━━━━━ Information provided
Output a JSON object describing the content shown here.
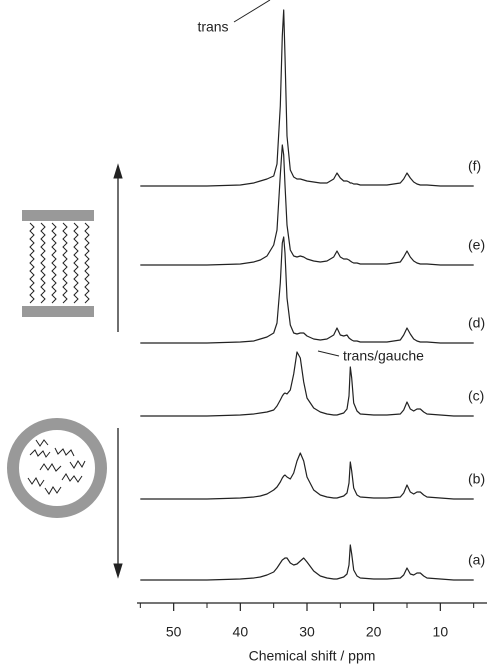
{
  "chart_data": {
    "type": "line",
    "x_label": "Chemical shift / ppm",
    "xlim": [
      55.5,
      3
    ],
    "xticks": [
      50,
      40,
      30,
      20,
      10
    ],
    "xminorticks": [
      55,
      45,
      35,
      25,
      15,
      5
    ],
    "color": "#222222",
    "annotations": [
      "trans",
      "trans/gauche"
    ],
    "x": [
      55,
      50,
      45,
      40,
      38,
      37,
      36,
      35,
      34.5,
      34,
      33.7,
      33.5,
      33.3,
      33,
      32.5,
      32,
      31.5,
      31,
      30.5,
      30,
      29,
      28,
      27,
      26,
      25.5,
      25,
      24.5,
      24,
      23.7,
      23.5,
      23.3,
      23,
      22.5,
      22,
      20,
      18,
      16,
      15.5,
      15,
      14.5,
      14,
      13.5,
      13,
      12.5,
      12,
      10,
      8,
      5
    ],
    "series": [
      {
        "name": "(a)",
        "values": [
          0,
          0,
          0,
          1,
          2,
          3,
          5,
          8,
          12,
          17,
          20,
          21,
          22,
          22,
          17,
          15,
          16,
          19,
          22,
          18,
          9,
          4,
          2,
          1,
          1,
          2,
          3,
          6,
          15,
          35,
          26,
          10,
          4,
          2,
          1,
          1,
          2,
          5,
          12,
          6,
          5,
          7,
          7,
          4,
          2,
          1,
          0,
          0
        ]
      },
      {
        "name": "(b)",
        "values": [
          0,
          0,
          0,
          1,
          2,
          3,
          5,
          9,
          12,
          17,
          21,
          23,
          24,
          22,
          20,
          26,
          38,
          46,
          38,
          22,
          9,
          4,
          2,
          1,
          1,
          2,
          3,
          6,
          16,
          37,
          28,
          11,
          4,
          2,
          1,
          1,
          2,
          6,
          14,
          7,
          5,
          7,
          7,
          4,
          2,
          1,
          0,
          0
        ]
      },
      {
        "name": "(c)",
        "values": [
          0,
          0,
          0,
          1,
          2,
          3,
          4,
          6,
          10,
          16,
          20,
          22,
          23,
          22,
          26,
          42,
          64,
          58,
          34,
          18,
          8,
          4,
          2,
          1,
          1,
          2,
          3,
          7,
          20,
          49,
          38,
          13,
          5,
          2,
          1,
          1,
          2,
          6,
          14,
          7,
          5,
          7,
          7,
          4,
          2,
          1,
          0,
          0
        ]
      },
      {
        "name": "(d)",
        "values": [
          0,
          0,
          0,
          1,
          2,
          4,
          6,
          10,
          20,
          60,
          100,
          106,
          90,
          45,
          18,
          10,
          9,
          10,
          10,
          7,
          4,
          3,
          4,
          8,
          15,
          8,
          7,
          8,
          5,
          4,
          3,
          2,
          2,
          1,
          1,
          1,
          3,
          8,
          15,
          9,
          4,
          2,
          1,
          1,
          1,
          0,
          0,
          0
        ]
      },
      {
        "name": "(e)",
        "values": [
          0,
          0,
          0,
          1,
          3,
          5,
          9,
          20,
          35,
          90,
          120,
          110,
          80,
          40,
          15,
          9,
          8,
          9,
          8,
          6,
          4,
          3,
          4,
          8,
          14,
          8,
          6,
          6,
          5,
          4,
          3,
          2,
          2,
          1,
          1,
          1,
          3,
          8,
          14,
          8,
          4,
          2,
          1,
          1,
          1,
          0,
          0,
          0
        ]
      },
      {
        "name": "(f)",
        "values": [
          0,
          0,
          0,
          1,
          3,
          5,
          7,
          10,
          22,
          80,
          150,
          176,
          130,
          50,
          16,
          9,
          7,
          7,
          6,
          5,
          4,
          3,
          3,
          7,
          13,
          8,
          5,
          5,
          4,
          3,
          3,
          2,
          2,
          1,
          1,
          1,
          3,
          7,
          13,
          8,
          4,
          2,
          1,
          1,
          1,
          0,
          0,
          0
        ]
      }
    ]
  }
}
━━━━━━━━━━
# Exercise directions
Check all the records above and select each line where the string "name" is found.

# Answer for this exercise
        "name": "(a)",
        "name": "(b)",
        "name": "(c)",
        "name": "(d)",
        "name": "(e)",
        "name": "(f)",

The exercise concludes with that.